What you should do: Go through the entries and count the lines with the string "handle" in them. Give only that number.
==*==
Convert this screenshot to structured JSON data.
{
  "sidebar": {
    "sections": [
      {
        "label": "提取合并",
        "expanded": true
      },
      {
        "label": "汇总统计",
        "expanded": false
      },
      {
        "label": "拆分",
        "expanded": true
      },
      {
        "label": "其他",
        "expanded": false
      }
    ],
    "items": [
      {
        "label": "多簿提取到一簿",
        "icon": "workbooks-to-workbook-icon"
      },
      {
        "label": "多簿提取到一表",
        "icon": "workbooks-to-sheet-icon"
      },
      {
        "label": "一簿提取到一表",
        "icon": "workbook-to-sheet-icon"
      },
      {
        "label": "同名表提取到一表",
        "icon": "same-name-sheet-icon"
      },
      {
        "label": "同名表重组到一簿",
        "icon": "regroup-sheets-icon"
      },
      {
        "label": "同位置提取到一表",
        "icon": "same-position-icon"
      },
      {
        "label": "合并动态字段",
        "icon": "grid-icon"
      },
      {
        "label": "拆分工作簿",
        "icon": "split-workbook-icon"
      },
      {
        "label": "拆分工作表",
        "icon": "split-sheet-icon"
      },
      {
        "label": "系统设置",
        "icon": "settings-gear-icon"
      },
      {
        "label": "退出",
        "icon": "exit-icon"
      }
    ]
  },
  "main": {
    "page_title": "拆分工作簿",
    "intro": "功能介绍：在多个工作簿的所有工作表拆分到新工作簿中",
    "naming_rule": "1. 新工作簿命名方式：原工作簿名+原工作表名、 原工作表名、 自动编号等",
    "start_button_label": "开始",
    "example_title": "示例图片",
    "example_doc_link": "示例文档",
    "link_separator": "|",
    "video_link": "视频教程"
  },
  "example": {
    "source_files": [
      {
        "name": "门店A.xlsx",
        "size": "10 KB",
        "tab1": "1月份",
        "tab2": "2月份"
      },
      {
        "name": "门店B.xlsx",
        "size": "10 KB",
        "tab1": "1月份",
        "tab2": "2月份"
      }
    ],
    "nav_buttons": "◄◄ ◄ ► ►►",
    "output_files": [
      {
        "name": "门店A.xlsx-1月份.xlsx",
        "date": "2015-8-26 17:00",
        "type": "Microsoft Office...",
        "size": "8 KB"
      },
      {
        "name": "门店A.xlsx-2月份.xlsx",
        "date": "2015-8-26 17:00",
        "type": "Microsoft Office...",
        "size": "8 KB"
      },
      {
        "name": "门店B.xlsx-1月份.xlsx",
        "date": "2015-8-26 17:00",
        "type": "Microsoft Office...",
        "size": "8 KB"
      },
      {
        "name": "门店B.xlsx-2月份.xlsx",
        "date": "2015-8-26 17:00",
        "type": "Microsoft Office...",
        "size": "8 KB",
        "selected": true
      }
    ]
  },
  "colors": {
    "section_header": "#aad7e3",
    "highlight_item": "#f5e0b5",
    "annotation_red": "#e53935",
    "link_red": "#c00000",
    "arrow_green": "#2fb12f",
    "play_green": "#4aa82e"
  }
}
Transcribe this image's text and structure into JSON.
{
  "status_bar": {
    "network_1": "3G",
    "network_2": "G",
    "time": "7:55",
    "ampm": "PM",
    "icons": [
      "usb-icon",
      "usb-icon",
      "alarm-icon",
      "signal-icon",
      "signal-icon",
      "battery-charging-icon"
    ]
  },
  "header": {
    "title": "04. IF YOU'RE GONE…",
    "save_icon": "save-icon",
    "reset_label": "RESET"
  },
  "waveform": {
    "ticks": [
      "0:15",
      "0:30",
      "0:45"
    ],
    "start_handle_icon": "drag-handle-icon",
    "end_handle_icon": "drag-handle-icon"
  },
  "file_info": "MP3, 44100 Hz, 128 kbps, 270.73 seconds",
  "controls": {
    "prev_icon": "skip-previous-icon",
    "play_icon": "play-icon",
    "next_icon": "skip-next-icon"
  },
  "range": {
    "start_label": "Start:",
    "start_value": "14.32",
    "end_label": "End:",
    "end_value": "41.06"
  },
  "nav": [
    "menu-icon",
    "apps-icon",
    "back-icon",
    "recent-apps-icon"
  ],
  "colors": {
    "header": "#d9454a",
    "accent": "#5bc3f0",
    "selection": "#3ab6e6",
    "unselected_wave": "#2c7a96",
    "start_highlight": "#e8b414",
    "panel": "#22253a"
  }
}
==*==
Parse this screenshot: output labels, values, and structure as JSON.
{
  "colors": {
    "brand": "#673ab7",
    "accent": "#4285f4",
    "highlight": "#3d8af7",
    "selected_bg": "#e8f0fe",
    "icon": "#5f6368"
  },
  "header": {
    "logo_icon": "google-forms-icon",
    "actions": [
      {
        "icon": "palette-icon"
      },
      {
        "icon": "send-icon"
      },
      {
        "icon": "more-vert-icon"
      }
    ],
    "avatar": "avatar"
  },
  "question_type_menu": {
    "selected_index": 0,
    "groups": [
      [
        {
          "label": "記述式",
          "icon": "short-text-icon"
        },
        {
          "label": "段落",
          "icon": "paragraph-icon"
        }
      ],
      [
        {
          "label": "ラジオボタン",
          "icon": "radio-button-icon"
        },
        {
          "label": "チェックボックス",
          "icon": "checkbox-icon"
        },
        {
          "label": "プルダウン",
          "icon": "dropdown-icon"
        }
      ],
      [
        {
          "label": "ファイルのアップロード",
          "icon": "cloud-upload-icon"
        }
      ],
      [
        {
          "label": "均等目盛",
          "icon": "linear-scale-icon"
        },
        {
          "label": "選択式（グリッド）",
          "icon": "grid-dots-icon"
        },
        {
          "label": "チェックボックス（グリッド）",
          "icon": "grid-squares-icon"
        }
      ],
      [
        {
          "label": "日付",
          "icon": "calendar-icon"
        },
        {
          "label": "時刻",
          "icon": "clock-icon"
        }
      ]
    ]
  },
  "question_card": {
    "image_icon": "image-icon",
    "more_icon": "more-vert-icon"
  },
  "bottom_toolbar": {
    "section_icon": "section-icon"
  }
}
==*==
Finished answer: 2